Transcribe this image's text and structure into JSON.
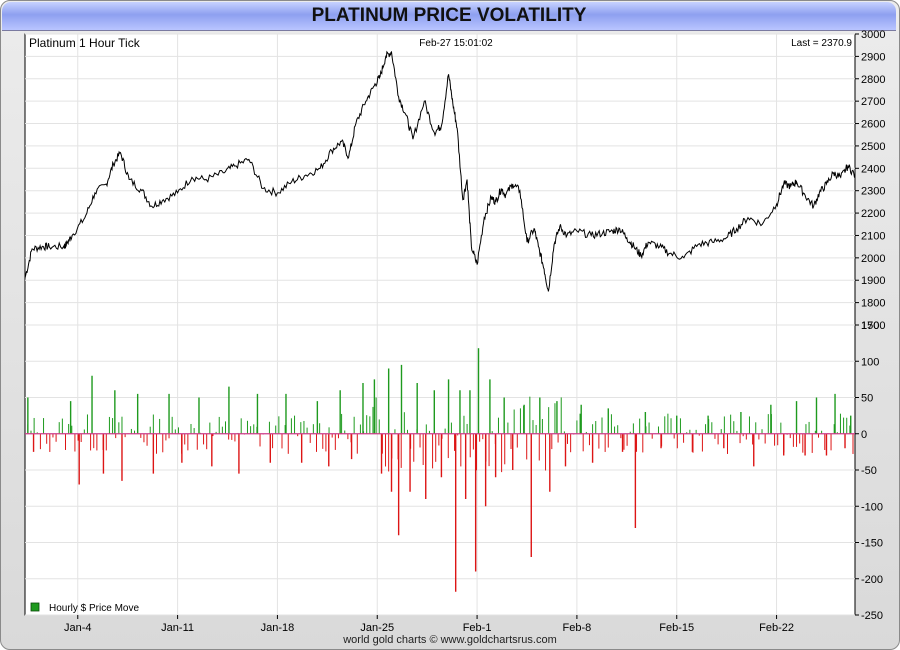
{
  "page": {
    "title": "PLATINUM PRICE VOLATILITY",
    "footer": "world gold charts © www.goldchartsrus.com"
  },
  "chart_data": [
    {
      "type": "line",
      "title": "Platinum 1 Hour Tick",
      "timestamp": "Feb-27  15:01:02",
      "last_label": "Last = 2370.9",
      "ylim": [
        1700,
        3000
      ],
      "yticks": [
        1700,
        1800,
        1900,
        2000,
        2100,
        2200,
        2300,
        2400,
        2500,
        2600,
        2700,
        2800,
        2900,
        3000
      ],
      "x_ticks": [
        "Jan-4",
        "Jan-11",
        "Jan-18",
        "Jan-25",
        "Feb-1",
        "Feb-8",
        "Feb-15",
        "Feb-22"
      ],
      "x_tick_days": [
        4,
        11,
        18,
        25,
        32,
        39,
        46,
        53
      ],
      "xlim_days": [
        0.3,
        58.5
      ],
      "line_color": "#000000",
      "series": [
        {
          "x_days": [
            0.3,
            0.8,
            1.5,
            2.0,
            3.0,
            3.2,
            3.6,
            4.5,
            5.2,
            6.0,
            6.5,
            7.0,
            7.6,
            8.5,
            9.2,
            10.0,
            11.0,
            12.0,
            13.0,
            14.2,
            15.0,
            16.0,
            17.0,
            18.0,
            19.0,
            20.0,
            21.0,
            21.8,
            22.5,
            23.0,
            23.5,
            24.2,
            24.8,
            25.2,
            25.6,
            26.0,
            26.5,
            27.0,
            27.5,
            28.3,
            29.0,
            29.5,
            30.0,
            30.3,
            30.6,
            31.0,
            31.3,
            31.6,
            32.0,
            32.5,
            33.0,
            33.3,
            33.7,
            34.0,
            34.5,
            35.0,
            35.5,
            36.0,
            36.3,
            36.7,
            37.0,
            37.4,
            37.8,
            38.3,
            39.0,
            40.0,
            40.8,
            41.5,
            42.0,
            42.5,
            43.0,
            43.5,
            44.0,
            44.8,
            45.5,
            46.5,
            47.5,
            48.5,
            49.5,
            50.2,
            51.0,
            52.0,
            53.0,
            53.5,
            54.0,
            54.4,
            55.0,
            55.6,
            56.0,
            56.5,
            57.0,
            57.5,
            58.0,
            58.5
          ],
          "values": [
            1910,
            2040,
            2050,
            2050,
            2050,
            2060,
            2100,
            2180,
            2290,
            2330,
            2420,
            2470,
            2350,
            2300,
            2230,
            2260,
            2290,
            2360,
            2350,
            2380,
            2410,
            2440,
            2310,
            2290,
            2340,
            2370,
            2400,
            2480,
            2520,
            2450,
            2600,
            2700,
            2770,
            2810,
            2900,
            2920,
            2720,
            2640,
            2530,
            2700,
            2560,
            2590,
            2820,
            2690,
            2580,
            2260,
            2350,
            2050,
            1970,
            2180,
            2270,
            2250,
            2310,
            2280,
            2330,
            2300,
            2070,
            2130,
            2050,
            1950,
            1850,
            2060,
            2140,
            2100,
            2120,
            2100,
            2110,
            2120,
            2130,
            2090,
            2050,
            2010,
            2070,
            2050,
            2020,
            2000,
            2060,
            2070,
            2090,
            2130,
            2180,
            2150,
            2240,
            2330,
            2320,
            2340,
            2280,
            2230,
            2290,
            2330,
            2380,
            2360,
            2410,
            2370
          ]
        }
      ]
    },
    {
      "type": "bar",
      "legend": "Hourly $ Price Move",
      "ylim": [
        -250,
        150
      ],
      "yticks": [
        -250,
        -200,
        -150,
        -100,
        -50,
        0,
        50,
        100,
        150
      ],
      "colors": {
        "up": "#1e9a1e",
        "down": "#dd1515",
        "zero_line": "#cc3d8a"
      },
      "bars": [
        {
          "day": 0.5,
          "value": 50
        },
        {
          "day": 0.9,
          "value": -25
        },
        {
          "day": 3.5,
          "value": 45
        },
        {
          "day": 4.1,
          "value": -70
        },
        {
          "day": 5.0,
          "value": 80
        },
        {
          "day": 5.8,
          "value": -55
        },
        {
          "day": 6.6,
          "value": 60
        },
        {
          "day": 7.1,
          "value": -65
        },
        {
          "day": 8.2,
          "value": 55
        },
        {
          "day": 9.3,
          "value": -55
        },
        {
          "day": 10.4,
          "value": 55
        },
        {
          "day": 11.3,
          "value": -40
        },
        {
          "day": 12.5,
          "value": 50
        },
        {
          "day": 13.4,
          "value": -45
        },
        {
          "day": 14.6,
          "value": 65
        },
        {
          "day": 15.3,
          "value": -55
        },
        {
          "day": 16.6,
          "value": 55
        },
        {
          "day": 17.5,
          "value": -40
        },
        {
          "day": 18.6,
          "value": 55
        },
        {
          "day": 19.7,
          "value": -40
        },
        {
          "day": 20.8,
          "value": 45
        },
        {
          "day": 21.6,
          "value": -45
        },
        {
          "day": 22.4,
          "value": 60
        },
        {
          "day": 23.2,
          "value": -35
        },
        {
          "day": 24.0,
          "value": 70
        },
        {
          "day": 24.8,
          "value": 75
        },
        {
          "day": 25.3,
          "value": -55
        },
        {
          "day": 25.8,
          "value": 90
        },
        {
          "day": 26.0,
          "value": -80
        },
        {
          "day": 26.5,
          "value": -140
        },
        {
          "day": 26.7,
          "value": 95
        },
        {
          "day": 27.3,
          "value": -80
        },
        {
          "day": 27.8,
          "value": 70
        },
        {
          "day": 28.4,
          "value": -90
        },
        {
          "day": 29.0,
          "value": 60
        },
        {
          "day": 29.5,
          "value": -60
        },
        {
          "day": 30.0,
          "value": 75
        },
        {
          "day": 30.5,
          "value": -218
        },
        {
          "day": 30.8,
          "value": 60
        },
        {
          "day": 31.2,
          "value": -90
        },
        {
          "day": 31.5,
          "value": 60
        },
        {
          "day": 31.9,
          "value": -190
        },
        {
          "day": 32.1,
          "value": 118
        },
        {
          "day": 32.6,
          "value": -100
        },
        {
          "day": 32.9,
          "value": 75
        },
        {
          "day": 33.3,
          "value": -60
        },
        {
          "day": 33.9,
          "value": 50
        },
        {
          "day": 34.5,
          "value": -50
        },
        {
          "day": 35.3,
          "value": 40
        },
        {
          "day": 35.8,
          "value": -170
        },
        {
          "day": 36.4,
          "value": 50
        },
        {
          "day": 37.1,
          "value": -80
        },
        {
          "day": 37.6,
          "value": 45
        },
        {
          "day": 38.2,
          "value": -45
        },
        {
          "day": 39.3,
          "value": 40
        },
        {
          "day": 40.1,
          "value": -40
        },
        {
          "day": 41.2,
          "value": 35
        },
        {
          "day": 42.2,
          "value": -25
        },
        {
          "day": 43.1,
          "value": -130
        },
        {
          "day": 43.8,
          "value": 30
        },
        {
          "day": 44.9,
          "value": -20
        },
        {
          "day": 46.0,
          "value": 25
        },
        {
          "day": 47.1,
          "value": -25
        },
        {
          "day": 48.2,
          "value": 25
        },
        {
          "day": 49.3,
          "value": -20
        },
        {
          "day": 50.5,
          "value": 30
        },
        {
          "day": 51.4,
          "value": -45
        },
        {
          "day": 52.6,
          "value": 40
        },
        {
          "day": 53.5,
          "value": -30
        },
        {
          "day": 54.4,
          "value": 45
        },
        {
          "day": 55.0,
          "value": -30
        },
        {
          "day": 55.8,
          "value": 50
        },
        {
          "day": 56.5,
          "value": -30
        },
        {
          "day": 57.1,
          "value": 55
        },
        {
          "day": 57.8,
          "value": -20
        },
        {
          "day": 58.2,
          "value": 25
        }
      ]
    }
  ]
}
========
§ THE PROBLEM
Retype all of the entries exactly as written, leaving out any images.

§ WRITTEN SOLUTION
Transcribe this image's text and structure into JSON.
{
  "page": {
    "title": "PLATINUM PRICE VOLATILITY",
    "footer": "world gold charts © www.goldchartsrus.com"
  },
  "chart_data": [
    {
      "type": "line",
      "title": "Platinum 1 Hour Tick",
      "timestamp": "Feb-27  15:01:02",
      "last_label": "Last = 2370.9",
      "ylim": [
        1700,
        3000
      ],
      "yticks": [
        1700,
        1800,
        1900,
        2000,
        2100,
        2200,
        2300,
        2400,
        2500,
        2600,
        2700,
        2800,
        2900,
        3000
      ],
      "x_ticks": [
        "Jan-4",
        "Jan-11",
        "Jan-18",
        "Jan-25",
        "Feb-1",
        "Feb-8",
        "Feb-15",
        "Feb-22"
      ],
      "x_tick_days": [
        4,
        11,
        18,
        25,
        32,
        39,
        46,
        53
      ],
      "xlim_days": [
        0.3,
        58.5
      ],
      "line_color": "#000000",
      "series": [
        {
          "x_days": [
            0.3,
            0.8,
            1.5,
            2.0,
            3.0,
            3.2,
            3.6,
            4.5,
            5.2,
            6.0,
            6.5,
            7.0,
            7.6,
            8.5,
            9.2,
            10.0,
            11.0,
            12.0,
            13.0,
            14.2,
            15.0,
            16.0,
            17.0,
            18.0,
            19.0,
            20.0,
            21.0,
            21.8,
            22.5,
            23.0,
            23.5,
            24.2,
            24.8,
            25.2,
            25.6,
            26.0,
            26.5,
            27.0,
            27.5,
            28.3,
            29.0,
            29.5,
            30.0,
            30.3,
            30.6,
            31.0,
            31.3,
            31.6,
            32.0,
            32.5,
            33.0,
            33.3,
            33.7,
            34.0,
            34.5,
            35.0,
            35.5,
            36.0,
            36.3,
            36.7,
            37.0,
            37.4,
            37.8,
            38.3,
            39.0,
            40.0,
            40.8,
            41.5,
            42.0,
            42.5,
            43.0,
            43.5,
            44.0,
            44.8,
            45.5,
            46.5,
            47.5,
            48.5,
            49.5,
            50.2,
            51.0,
            52.0,
            53.0,
            53.5,
            54.0,
            54.4,
            55.0,
            55.6,
            56.0,
            56.5,
            57.0,
            57.5,
            58.0,
            58.5
          ],
          "values": [
            1910,
            2040,
            2050,
            2050,
            2050,
            2060,
            2100,
            2180,
            2290,
            2330,
            2420,
            2470,
            2350,
            2300,
            2230,
            2260,
            2290,
            2360,
            2350,
            2380,
            2410,
            2440,
            2310,
            2290,
            2340,
            2370,
            2400,
            2480,
            2520,
            2450,
            2600,
            2700,
            2770,
            2810,
            2900,
            2920,
            2720,
            2640,
            2530,
            2700,
            2560,
            2590,
            2820,
            2690,
            2580,
            2260,
            2350,
            2050,
            1970,
            2180,
            2270,
            2250,
            2310,
            2280,
            2330,
            2300,
            2070,
            2130,
            2050,
            1950,
            1850,
            2060,
            2140,
            2100,
            2120,
            2100,
            2110,
            2120,
            2130,
            2090,
            2050,
            2010,
            2070,
            2050,
            2020,
            2000,
            2060,
            2070,
            2090,
            2130,
            2180,
            2150,
            2240,
            2330,
            2320,
            2340,
            2280,
            2230,
            2290,
            2330,
            2380,
            2360,
            2410,
            2370
          ]
        }
      ]
    },
    {
      "type": "bar",
      "legend": "Hourly $ Price Move",
      "ylim": [
        -250,
        150
      ],
      "yticks": [
        -250,
        -200,
        -150,
        -100,
        -50,
        0,
        50,
        100,
        150
      ],
      "colors": {
        "up": "#1e9a1e",
        "down": "#dd1515",
        "zero_line": "#cc3d8a"
      },
      "bars": [
        {
          "day": 0.5,
          "value": 50
        },
        {
          "day": 0.9,
          "value": -25
        },
        {
          "day": 3.5,
          "value": 45
        },
        {
          "day": 4.1,
          "value": -70
        },
        {
          "day": 5.0,
          "value": 80
        },
        {
          "day": 5.8,
          "value": -55
        },
        {
          "day": 6.6,
          "value": 60
        },
        {
          "day": 7.1,
          "value": -65
        },
        {
          "day": 8.2,
          "value": 55
        },
        {
          "day": 9.3,
          "value": -55
        },
        {
          "day": 10.4,
          "value": 55
        },
        {
          "day": 11.3,
          "value": -40
        },
        {
          "day": 12.5,
          "value": 50
        },
        {
          "day": 13.4,
          "value": -45
        },
        {
          "day": 14.6,
          "value": 65
        },
        {
          "day": 15.3,
          "value": -55
        },
        {
          "day": 16.6,
          "value": 55
        },
        {
          "day": 17.5,
          "value": -40
        },
        {
          "day": 18.6,
          "value": 55
        },
        {
          "day": 19.7,
          "value": -40
        },
        {
          "day": 20.8,
          "value": 45
        },
        {
          "day": 21.6,
          "value": -45
        },
        {
          "day": 22.4,
          "value": 60
        },
        {
          "day": 23.2,
          "value": -35
        },
        {
          "day": 24.0,
          "value": 70
        },
        {
          "day": 24.8,
          "value": 75
        },
        {
          "day": 25.3,
          "value": -55
        },
        {
          "day": 25.8,
          "value": 90
        },
        {
          "day": 26.0,
          "value": -80
        },
        {
          "day": 26.5,
          "value": -140
        },
        {
          "day": 26.7,
          "value": 95
        },
        {
          "day": 27.3,
          "value": -80
        },
        {
          "day": 27.8,
          "value": 70
        },
        {
          "day": 28.4,
          "value": -90
        },
        {
          "day": 29.0,
          "value": 60
        },
        {
          "day": 29.5,
          "value": -60
        },
        {
          "day": 30.0,
          "value": 75
        },
        {
          "day": 30.5,
          "value": -218
        },
        {
          "day": 30.8,
          "value": 60
        },
        {
          "day": 31.2,
          "value": -90
        },
        {
          "day": 31.5,
          "value": 60
        },
        {
          "day": 31.9,
          "value": -190
        },
        {
          "day": 32.1,
          "value": 118
        },
        {
          "day": 32.6,
          "value": -100
        },
        {
          "day": 32.9,
          "value": 75
        },
        {
          "day": 33.3,
          "value": -60
        },
        {
          "day": 33.9,
          "value": 50
        },
        {
          "day": 34.5,
          "value": -50
        },
        {
          "day": 35.3,
          "value": 40
        },
        {
          "day": 35.8,
          "value": -170
        },
        {
          "day": 36.4,
          "value": 50
        },
        {
          "day": 37.1,
          "value": -80
        },
        {
          "day": 37.6,
          "value": 45
        },
        {
          "day": 38.2,
          "value": -45
        },
        {
          "day": 39.3,
          "value": 40
        },
        {
          "day": 40.1,
          "value": -40
        },
        {
          "day": 41.2,
          "value": 35
        },
        {
          "day": 42.2,
          "value": -25
        },
        {
          "day": 43.1,
          "value": -130
        },
        {
          "day": 43.8,
          "value": 30
        },
        {
          "day": 44.9,
          "value": -20
        },
        {
          "day": 46.0,
          "value": 25
        },
        {
          "day": 47.1,
          "value": -25
        },
        {
          "day": 48.2,
          "value": 25
        },
        {
          "day": 49.3,
          "value": -20
        },
        {
          "day": 50.5,
          "value": 30
        },
        {
          "day": 51.4,
          "value": -45
        },
        {
          "day": 52.6,
          "value": 40
        },
        {
          "day": 53.5,
          "value": -30
        },
        {
          "day": 54.4,
          "value": 45
        },
        {
          "day": 55.0,
          "value": -30
        },
        {
          "day": 55.8,
          "value": 50
        },
        {
          "day": 56.5,
          "value": -30
        },
        {
          "day": 57.1,
          "value": 55
        },
        {
          "day": 57.8,
          "value": -20
        },
        {
          "day": 58.2,
          "value": 25
        }
      ]
    }
  ]
}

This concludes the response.